OBJECTIVES:
a – From the post about selling collectibles, list every place or channel for selling that it names.
b – Write the next part of the post about selling collectibles, picking up after its final sentence.

PROVIDED PASSAGE:
The DW and I have finally reached the point where we're ready to part with some collectibles that have been packed away for 20+ years.  Do any of you have experience and advice on selling the following items?

Sterling silver flatware - I read MMMs "family jewels" article about selling his grandmother's sterling flatware for the value of the silver.  That was two years ago when the price of silver was almost double what it is now.  I'm wondering if we might get more for it for its antique/collectible value, but I don't really know how to go about doing that.  It just doesn't seem like something you would put on Craig's list, and we live in a rural area that doesn't have a lot of antique or consignment shops.

DATA LINES:
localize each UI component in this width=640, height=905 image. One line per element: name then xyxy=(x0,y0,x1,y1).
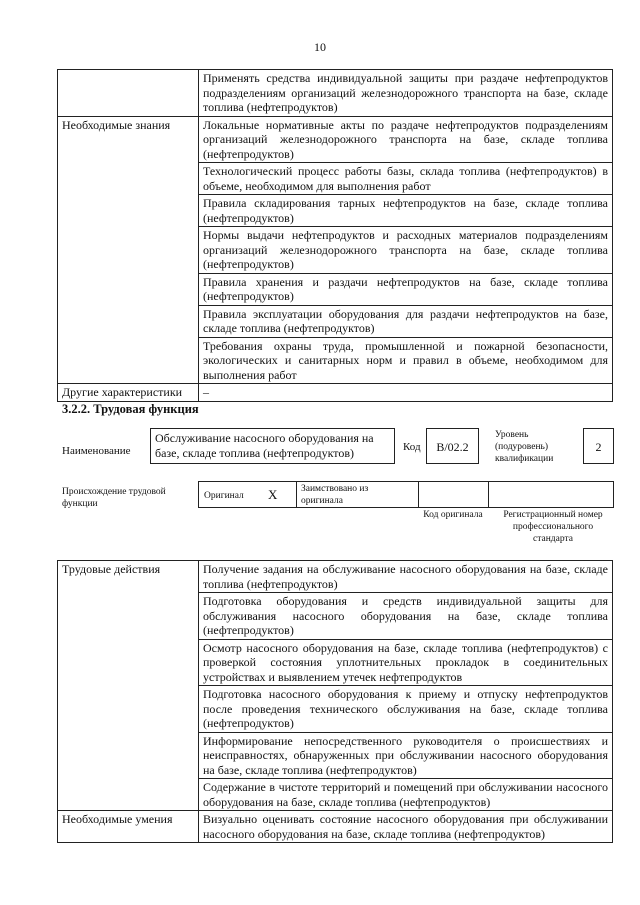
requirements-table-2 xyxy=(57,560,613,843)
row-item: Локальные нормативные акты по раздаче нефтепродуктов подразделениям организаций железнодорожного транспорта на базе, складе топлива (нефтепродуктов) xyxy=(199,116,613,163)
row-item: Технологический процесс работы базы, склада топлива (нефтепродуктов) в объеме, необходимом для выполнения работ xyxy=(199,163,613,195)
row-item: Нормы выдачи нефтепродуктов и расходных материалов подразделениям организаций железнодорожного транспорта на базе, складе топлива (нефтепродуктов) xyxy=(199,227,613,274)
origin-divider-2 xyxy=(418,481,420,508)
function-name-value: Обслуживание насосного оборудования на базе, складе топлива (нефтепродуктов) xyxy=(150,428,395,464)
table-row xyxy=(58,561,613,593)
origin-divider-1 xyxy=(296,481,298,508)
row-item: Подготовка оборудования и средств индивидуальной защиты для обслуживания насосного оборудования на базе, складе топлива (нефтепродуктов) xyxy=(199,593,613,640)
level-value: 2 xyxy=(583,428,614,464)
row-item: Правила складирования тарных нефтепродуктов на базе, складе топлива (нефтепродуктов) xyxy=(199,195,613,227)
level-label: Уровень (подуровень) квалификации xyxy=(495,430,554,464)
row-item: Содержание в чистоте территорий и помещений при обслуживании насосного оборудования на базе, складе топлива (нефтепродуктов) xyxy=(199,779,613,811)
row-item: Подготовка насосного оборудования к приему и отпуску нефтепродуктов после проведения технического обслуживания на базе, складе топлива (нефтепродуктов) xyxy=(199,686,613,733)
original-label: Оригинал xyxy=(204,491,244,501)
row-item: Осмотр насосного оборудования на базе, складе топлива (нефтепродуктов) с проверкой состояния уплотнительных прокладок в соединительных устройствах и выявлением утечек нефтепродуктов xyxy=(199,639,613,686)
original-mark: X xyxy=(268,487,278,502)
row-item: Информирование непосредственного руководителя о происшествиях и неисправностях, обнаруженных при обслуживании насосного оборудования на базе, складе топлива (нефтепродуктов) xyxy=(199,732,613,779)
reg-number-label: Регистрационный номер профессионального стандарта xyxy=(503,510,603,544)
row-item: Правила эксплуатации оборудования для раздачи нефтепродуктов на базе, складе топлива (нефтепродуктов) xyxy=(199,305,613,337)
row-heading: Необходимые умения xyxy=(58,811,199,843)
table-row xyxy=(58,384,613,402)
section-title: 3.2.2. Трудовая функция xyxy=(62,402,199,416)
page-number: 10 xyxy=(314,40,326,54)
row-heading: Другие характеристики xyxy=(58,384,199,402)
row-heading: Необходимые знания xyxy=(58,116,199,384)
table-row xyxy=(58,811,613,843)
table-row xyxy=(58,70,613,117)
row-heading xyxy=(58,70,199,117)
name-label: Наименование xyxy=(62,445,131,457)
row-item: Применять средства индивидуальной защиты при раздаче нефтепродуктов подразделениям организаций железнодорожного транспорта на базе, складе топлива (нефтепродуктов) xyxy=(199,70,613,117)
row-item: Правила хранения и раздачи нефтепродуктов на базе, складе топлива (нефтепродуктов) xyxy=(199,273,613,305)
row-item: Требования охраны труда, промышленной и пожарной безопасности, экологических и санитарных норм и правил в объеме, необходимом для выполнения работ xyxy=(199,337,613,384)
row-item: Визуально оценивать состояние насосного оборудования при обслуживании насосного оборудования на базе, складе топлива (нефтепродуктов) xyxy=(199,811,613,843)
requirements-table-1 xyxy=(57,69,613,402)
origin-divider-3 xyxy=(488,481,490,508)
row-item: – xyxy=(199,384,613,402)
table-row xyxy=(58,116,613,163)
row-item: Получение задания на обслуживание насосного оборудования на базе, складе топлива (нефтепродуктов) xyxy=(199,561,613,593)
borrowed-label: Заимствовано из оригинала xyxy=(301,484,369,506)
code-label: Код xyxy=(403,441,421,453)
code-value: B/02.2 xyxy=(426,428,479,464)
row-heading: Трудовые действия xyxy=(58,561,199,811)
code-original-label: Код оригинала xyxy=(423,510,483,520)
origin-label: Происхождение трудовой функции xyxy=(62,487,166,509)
---
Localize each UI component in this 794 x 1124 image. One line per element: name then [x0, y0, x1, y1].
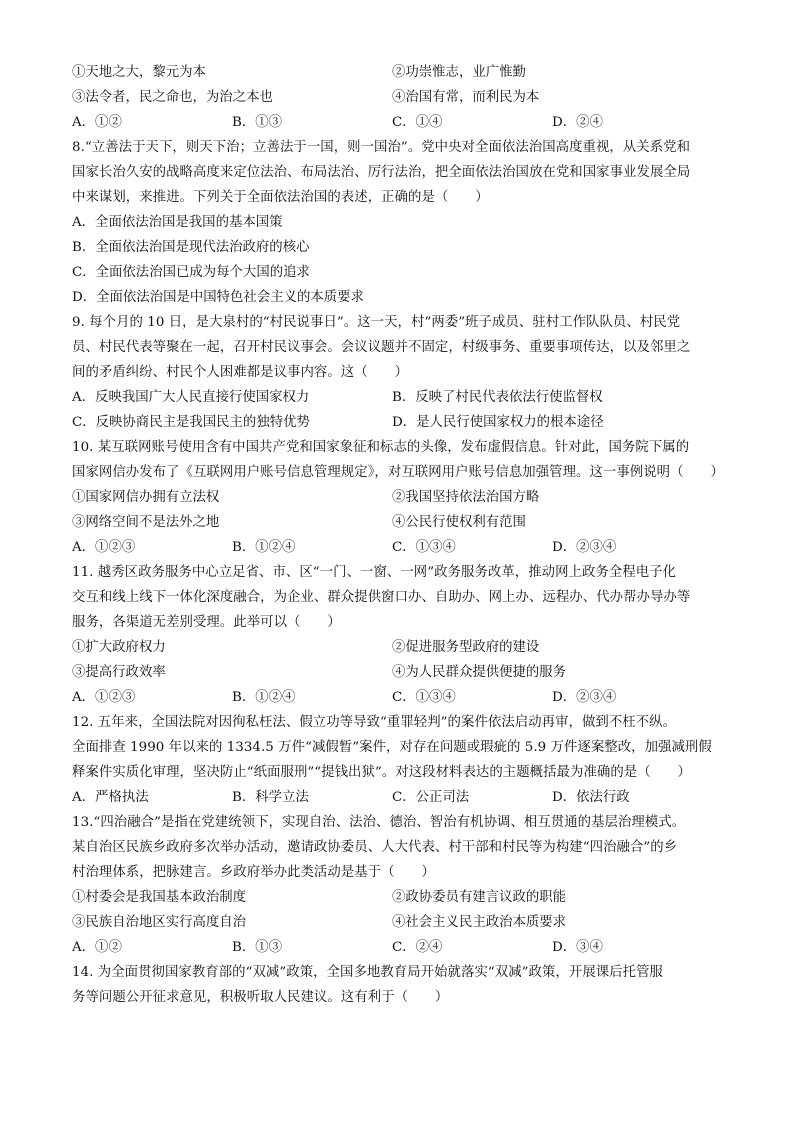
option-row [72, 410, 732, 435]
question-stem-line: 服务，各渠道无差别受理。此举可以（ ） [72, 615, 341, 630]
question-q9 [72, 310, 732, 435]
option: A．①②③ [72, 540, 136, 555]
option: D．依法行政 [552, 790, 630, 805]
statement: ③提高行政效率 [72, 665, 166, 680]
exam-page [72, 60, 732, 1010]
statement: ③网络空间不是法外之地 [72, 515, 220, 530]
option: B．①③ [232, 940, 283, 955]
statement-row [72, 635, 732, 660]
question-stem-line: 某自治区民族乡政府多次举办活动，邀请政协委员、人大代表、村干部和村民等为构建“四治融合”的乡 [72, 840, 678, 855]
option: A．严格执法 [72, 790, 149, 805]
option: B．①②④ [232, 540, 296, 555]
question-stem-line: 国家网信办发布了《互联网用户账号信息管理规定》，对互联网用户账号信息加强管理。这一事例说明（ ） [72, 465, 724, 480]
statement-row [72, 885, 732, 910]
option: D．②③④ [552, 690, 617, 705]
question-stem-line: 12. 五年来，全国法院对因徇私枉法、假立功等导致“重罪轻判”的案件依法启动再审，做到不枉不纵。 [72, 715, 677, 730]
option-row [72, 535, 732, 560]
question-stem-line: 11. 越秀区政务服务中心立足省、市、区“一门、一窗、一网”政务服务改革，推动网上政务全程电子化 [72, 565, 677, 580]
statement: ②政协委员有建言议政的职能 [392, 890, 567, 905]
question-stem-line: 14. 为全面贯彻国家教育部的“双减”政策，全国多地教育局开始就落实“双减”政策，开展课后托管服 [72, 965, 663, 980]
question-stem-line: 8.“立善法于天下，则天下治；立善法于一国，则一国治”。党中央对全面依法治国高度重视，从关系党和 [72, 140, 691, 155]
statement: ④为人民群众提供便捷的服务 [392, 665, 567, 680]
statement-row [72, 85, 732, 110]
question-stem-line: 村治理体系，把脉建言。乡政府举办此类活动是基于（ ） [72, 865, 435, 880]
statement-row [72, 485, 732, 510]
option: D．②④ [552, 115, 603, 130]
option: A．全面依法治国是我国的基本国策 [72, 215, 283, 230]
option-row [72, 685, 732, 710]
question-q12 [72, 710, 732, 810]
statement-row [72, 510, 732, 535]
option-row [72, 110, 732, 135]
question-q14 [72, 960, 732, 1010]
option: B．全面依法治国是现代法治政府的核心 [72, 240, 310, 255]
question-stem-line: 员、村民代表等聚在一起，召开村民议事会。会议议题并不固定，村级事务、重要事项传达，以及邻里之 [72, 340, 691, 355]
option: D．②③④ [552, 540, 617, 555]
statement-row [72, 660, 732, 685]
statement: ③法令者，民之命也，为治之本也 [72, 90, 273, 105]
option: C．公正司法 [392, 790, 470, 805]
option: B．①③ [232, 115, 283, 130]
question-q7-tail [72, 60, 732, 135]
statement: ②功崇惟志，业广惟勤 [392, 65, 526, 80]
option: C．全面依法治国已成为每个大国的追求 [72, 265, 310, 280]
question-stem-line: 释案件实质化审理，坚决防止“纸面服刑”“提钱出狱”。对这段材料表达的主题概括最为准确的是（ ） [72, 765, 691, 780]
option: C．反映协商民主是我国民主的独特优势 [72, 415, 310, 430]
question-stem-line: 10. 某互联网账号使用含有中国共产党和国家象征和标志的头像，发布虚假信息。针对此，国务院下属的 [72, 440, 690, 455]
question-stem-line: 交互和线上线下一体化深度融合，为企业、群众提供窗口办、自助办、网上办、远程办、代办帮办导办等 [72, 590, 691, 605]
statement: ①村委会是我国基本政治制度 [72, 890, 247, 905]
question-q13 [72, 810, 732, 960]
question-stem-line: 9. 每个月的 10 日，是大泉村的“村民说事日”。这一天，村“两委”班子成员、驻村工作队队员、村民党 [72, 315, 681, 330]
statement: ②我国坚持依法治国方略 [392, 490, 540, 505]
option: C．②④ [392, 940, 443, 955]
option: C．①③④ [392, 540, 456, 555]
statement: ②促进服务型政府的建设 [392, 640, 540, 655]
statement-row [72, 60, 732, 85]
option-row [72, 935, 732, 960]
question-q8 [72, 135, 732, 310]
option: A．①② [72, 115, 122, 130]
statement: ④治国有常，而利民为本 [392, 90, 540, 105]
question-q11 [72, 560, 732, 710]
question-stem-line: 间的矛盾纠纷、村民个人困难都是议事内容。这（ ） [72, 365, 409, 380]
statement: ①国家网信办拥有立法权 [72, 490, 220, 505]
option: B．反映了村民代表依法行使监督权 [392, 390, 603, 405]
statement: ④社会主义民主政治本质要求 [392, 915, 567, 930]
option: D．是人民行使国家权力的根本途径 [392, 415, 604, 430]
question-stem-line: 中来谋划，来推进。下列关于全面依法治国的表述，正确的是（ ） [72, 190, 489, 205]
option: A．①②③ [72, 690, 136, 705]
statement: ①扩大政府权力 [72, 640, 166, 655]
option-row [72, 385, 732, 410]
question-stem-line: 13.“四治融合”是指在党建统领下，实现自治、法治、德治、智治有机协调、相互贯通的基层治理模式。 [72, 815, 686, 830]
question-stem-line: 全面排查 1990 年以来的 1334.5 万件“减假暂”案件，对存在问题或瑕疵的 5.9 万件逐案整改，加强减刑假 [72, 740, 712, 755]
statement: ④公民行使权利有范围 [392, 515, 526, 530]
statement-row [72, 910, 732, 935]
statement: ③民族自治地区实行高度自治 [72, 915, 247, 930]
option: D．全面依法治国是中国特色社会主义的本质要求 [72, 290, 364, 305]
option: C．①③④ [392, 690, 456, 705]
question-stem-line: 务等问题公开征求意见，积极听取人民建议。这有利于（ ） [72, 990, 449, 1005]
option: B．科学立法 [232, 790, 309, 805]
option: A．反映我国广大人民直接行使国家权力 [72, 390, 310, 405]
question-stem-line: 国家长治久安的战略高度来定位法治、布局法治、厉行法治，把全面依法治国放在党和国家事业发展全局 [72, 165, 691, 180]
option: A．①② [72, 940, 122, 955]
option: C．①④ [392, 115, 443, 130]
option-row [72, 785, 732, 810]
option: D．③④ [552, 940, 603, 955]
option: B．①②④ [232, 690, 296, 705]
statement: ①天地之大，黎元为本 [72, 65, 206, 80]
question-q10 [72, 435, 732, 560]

RESPONSES FOR EACH TASK:
a –
Craig's list
antique shops
consignment shops

b –
Lionel model train components - These date to the late 1950's or early 1960's, and most are in good shape with the original boxes.  I looked them up on e-bay and saw a very wide range of asking prices.  I don't have an established selling history on e-bay, so I don't know if I'd be able to get a decent price there.  My impression is that e-bay has been pretty much taken over by businesses, and that individuals don't have much of a shot at selling there any more.  Plus I had a bad experience with e-bay/pay pal a few years back (had my account hacked to the tune of about $1k - got it all back, but had a hell of a time getting pay pal to close the compromised account).  Perhaps the train components would be a good thing for Craig's list?

Depression glass and carnival glass - not sure where to go with this.

Any advice is much appreciated!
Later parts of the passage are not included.